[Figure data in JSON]
--- --- ---

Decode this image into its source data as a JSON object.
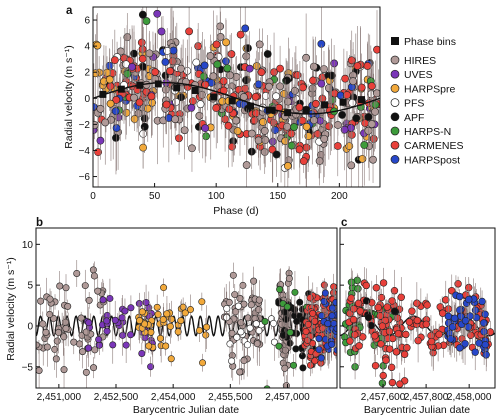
{
  "chart_data": [
    {
      "panel": "a",
      "type": "scatter",
      "xlabel": "Phase (d)",
      "ylabel": "Radial velocity (m s⁻¹)",
      "xlim": [
        0,
        233
      ],
      "ylim": [
        -6.8,
        7
      ],
      "xticks": [
        "0",
        "50",
        "100",
        "150",
        "200"
      ],
      "xtick_values": [
        0,
        50,
        100,
        150,
        200
      ],
      "yticks": [
        "6",
        "4",
        "2",
        "0",
        "−2",
        "−4",
        "−6"
      ],
      "ytick_values": [
        6,
        4,
        2,
        0,
        -2,
        -4,
        -6
      ],
      "grid": false,
      "legend_position": "right",
      "bins_label": "Phase bins",
      "model": {
        "period_days": 233,
        "amplitude": 1.2
      },
      "phase_bins": [
        {
          "x": 8,
          "y": 0.3
        },
        {
          "x": 23,
          "y": 0.7
        },
        {
          "x": 38,
          "y": 1.0
        },
        {
          "x": 53,
          "y": 1.1
        },
        {
          "x": 68,
          "y": 0.8
        },
        {
          "x": 83,
          "y": 0.6
        },
        {
          "x": 98,
          "y": 0.1
        },
        {
          "x": 113,
          "y": -0.2
        },
        {
          "x": 128,
          "y": -0.6
        },
        {
          "x": 143,
          "y": -0.9
        },
        {
          "x": 158,
          "y": -1.1
        },
        {
          "x": 173,
          "y": -0.9
        },
        {
          "x": 188,
          "y": -0.5
        },
        {
          "x": 203,
          "y": -0.3
        },
        {
          "x": 218,
          "y": -0.1
        }
      ],
      "series": [
        {
          "name": "HIRES",
          "color": "#b09a98",
          "count": 150
        },
        {
          "name": "UVES",
          "color": "#7a36b8",
          "count": 30
        },
        {
          "name": "HARPSpre",
          "color": "#f2a93b",
          "count": 70
        },
        {
          "name": "PFS",
          "color": "#ffffff",
          "count": 25
        },
        {
          "name": "APF",
          "color": "#111111",
          "count": 40
        },
        {
          "name": "HARPS-N",
          "color": "#3d9b3b",
          "count": 25
        },
        {
          "name": "CARMENES",
          "color": "#e8403a",
          "count": 160
        },
        {
          "name": "HARPSpost",
          "color": "#2747c9",
          "count": 40
        }
      ]
    },
    {
      "panel": "b",
      "type": "scatter",
      "xlabel": "Barycentric Julian date",
      "ylabel": "Radial velocity (m s⁻¹)",
      "xlim": [
        2450400,
        2458300
      ],
      "ylim": [
        -7.6,
        12
      ],
      "xticks": [
        "2,451,000",
        "2,452,500",
        "2,454,000",
        "2,455,500",
        "2,457,000"
      ],
      "xtick_values": [
        2451000,
        2452500,
        2454000,
        2455500,
        2457000
      ],
      "yticks": [
        "10",
        "5",
        "0",
        "−5"
      ],
      "ytick_values": [
        10,
        5,
        0,
        -5
      ],
      "grid": false,
      "model": {
        "period_days": 233,
        "amplitude": 1.2
      },
      "series": [
        {
          "name": "HIRES",
          "color": "#b09a98",
          "spans": [
            [
              2450400,
              2452200
            ],
            [
              2455300,
              2456300
            ],
            [
              2456800,
              2457050
            ]
          ],
          "count": 160
        },
        {
          "name": "UVES",
          "color": "#7a36b8",
          "spans": [
            [
              2451700,
              2453500
            ]
          ],
          "count": 40
        },
        {
          "name": "HARPSpre",
          "color": "#f2a93b",
          "spans": [
            [
              2453000,
              2454900
            ]
          ],
          "count": 45
        },
        {
          "name": "PFS",
          "color": "#ffffff",
          "spans": [
            [
              2455400,
              2456700
            ]
          ],
          "count": 18
        },
        {
          "name": "APF",
          "color": "#111111",
          "spans": [
            [
              2456700,
              2457700
            ]
          ],
          "count": 45
        },
        {
          "name": "HARPS-N",
          "color": "#3d9b3b",
          "spans": [
            [
              2456400,
              2457900
            ]
          ],
          "count": 10
        },
        {
          "name": "CARMENES",
          "color": "#e8403a",
          "spans": [
            [
              2457450,
              2458300
            ]
          ],
          "count": 110
        },
        {
          "name": "HARPSpost",
          "color": "#2747c9",
          "spans": [
            [
              2457800,
              2458300
            ]
          ],
          "count": 35
        }
      ]
    },
    {
      "panel": "c",
      "type": "scatter",
      "xlabel": "Barycentric Julian date",
      "xlim": [
        2457400,
        2458120
      ],
      "ylim": [
        -7.6,
        12
      ],
      "xticks": [
        "2,457,600",
        "2,457,800",
        "2,458,000"
      ],
      "xtick_values": [
        2457600,
        2457800,
        2458000
      ],
      "grid": false,
      "model": {
        "period_days": 233,
        "amplitude": 1.2
      },
      "series": [
        {
          "name": "HARPS-N",
          "color": "#3d9b3b",
          "spans": [
            [
              2457420,
              2457650
            ]
          ],
          "count": 35
        },
        {
          "name": "CARMENES",
          "color": "#e8403a",
          "spans": [
            [
              2457440,
              2458100
            ]
          ],
          "count": 170
        },
        {
          "name": "HARPSpost",
          "color": "#2747c9",
          "spans": [
            [
              2457900,
              2458080
            ]
          ],
          "count": 45
        },
        {
          "name": "APF",
          "color": "#111111",
          "spans": [
            [
              2457450,
              2457700
            ]
          ],
          "count": 6
        }
      ]
    }
  ]
}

--- --- ---

Repeat the data exactly in full, omitting its pictures.

Result of this exercise »
Decode this image into its source data as a JSON object.
{
  "chart_data": [
    {
      "panel": "a",
      "type": "scatter",
      "xlabel": "Phase (d)",
      "ylabel": "Radial velocity (m s⁻¹)",
      "xlim": [
        0,
        233
      ],
      "ylim": [
        -6.8,
        7
      ],
      "xticks": [
        "0",
        "50",
        "100",
        "150",
        "200"
      ],
      "xtick_values": [
        0,
        50,
        100,
        150,
        200
      ],
      "yticks": [
        "6",
        "4",
        "2",
        "0",
        "−2",
        "−4",
        "−6"
      ],
      "ytick_values": [
        6,
        4,
        2,
        0,
        -2,
        -4,
        -6
      ],
      "grid": false,
      "legend_position": "right",
      "bins_label": "Phase bins",
      "model": {
        "period_days": 233,
        "amplitude": 1.2
      },
      "phase_bins": [
        {
          "x": 8,
          "y": 0.3
        },
        {
          "x": 23,
          "y": 0.7
        },
        {
          "x": 38,
          "y": 1.0
        },
        {
          "x": 53,
          "y": 1.1
        },
        {
          "x": 68,
          "y": 0.8
        },
        {
          "x": 83,
          "y": 0.6
        },
        {
          "x": 98,
          "y": 0.1
        },
        {
          "x": 113,
          "y": -0.2
        },
        {
          "x": 128,
          "y": -0.6
        },
        {
          "x": 143,
          "y": -0.9
        },
        {
          "x": 158,
          "y": -1.1
        },
        {
          "x": 173,
          "y": -0.9
        },
        {
          "x": 188,
          "y": -0.5
        },
        {
          "x": 203,
          "y": -0.3
        },
        {
          "x": 218,
          "y": -0.1
        }
      ],
      "series": [
        {
          "name": "HIRES",
          "color": "#b09a98",
          "count": 150
        },
        {
          "name": "UVES",
          "color": "#7a36b8",
          "count": 30
        },
        {
          "name": "HARPSpre",
          "color": "#f2a93b",
          "count": 70
        },
        {
          "name": "PFS",
          "color": "#ffffff",
          "count": 25
        },
        {
          "name": "APF",
          "color": "#111111",
          "count": 40
        },
        {
          "name": "HARPS-N",
          "color": "#3d9b3b",
          "count": 25
        },
        {
          "name": "CARMENES",
          "color": "#e8403a",
          "count": 160
        },
        {
          "name": "HARPSpost",
          "color": "#2747c9",
          "count": 40
        }
      ]
    },
    {
      "panel": "b",
      "type": "scatter",
      "xlabel": "Barycentric Julian date",
      "ylabel": "Radial velocity (m s⁻¹)",
      "xlim": [
        2450400,
        2458300
      ],
      "ylim": [
        -7.6,
        12
      ],
      "xticks": [
        "2,451,000",
        "2,452,500",
        "2,454,000",
        "2,455,500",
        "2,457,000"
      ],
      "xtick_values": [
        2451000,
        2452500,
        2454000,
        2455500,
        2457000
      ],
      "yticks": [
        "10",
        "5",
        "0",
        "−5"
      ],
      "ytick_values": [
        10,
        5,
        0,
        -5
      ],
      "grid": false,
      "model": {
        "period_days": 233,
        "amplitude": 1.2
      },
      "series": [
        {
          "name": "HIRES",
          "color": "#b09a98",
          "spans": [
            [
              2450400,
              2452200
            ],
            [
              2455300,
              2456300
            ],
            [
              2456800,
              2457050
            ]
          ],
          "count": 160
        },
        {
          "name": "UVES",
          "color": "#7a36b8",
          "spans": [
            [
              2451700,
              2453500
            ]
          ],
          "count": 40
        },
        {
          "name": "HARPSpre",
          "color": "#f2a93b",
          "spans": [
            [
              2453000,
              2454900
            ]
          ],
          "count": 45
        },
        {
          "name": "PFS",
          "color": "#ffffff",
          "spans": [
            [
              2455400,
              2456700
            ]
          ],
          "count": 18
        },
        {
          "name": "APF",
          "color": "#111111",
          "spans": [
            [
              2456700,
              2457700
            ]
          ],
          "count": 45
        },
        {
          "name": "HARPS-N",
          "color": "#3d9b3b",
          "spans": [
            [
              2456400,
              2457900
            ]
          ],
          "count": 10
        },
        {
          "name": "CARMENES",
          "color": "#e8403a",
          "spans": [
            [
              2457450,
              2458300
            ]
          ],
          "count": 110
        },
        {
          "name": "HARPSpost",
          "color": "#2747c9",
          "spans": [
            [
              2457800,
              2458300
            ]
          ],
          "count": 35
        }
      ]
    },
    {
      "panel": "c",
      "type": "scatter",
      "xlabel": "Barycentric Julian date",
      "xlim": [
        2457400,
        2458120
      ],
      "ylim": [
        -7.6,
        12
      ],
      "xticks": [
        "2,457,600",
        "2,457,800",
        "2,458,000"
      ],
      "xtick_values": [
        2457600,
        2457800,
        2458000
      ],
      "grid": false,
      "model": {
        "period_days": 233,
        "amplitude": 1.2
      },
      "series": [
        {
          "name": "HARPS-N",
          "color": "#3d9b3b",
          "spans": [
            [
              2457420,
              2457650
            ]
          ],
          "count": 35
        },
        {
          "name": "CARMENES",
          "color": "#e8403a",
          "spans": [
            [
              2457440,
              2458100
            ]
          ],
          "count": 170
        },
        {
          "name": "HARPSpost",
          "color": "#2747c9",
          "spans": [
            [
              2457900,
              2458080
            ]
          ],
          "count": 45
        },
        {
          "name": "APF",
          "color": "#111111",
          "spans": [
            [
              2457450,
              2457700
            ]
          ],
          "count": 6
        }
      ]
    }
  ]
}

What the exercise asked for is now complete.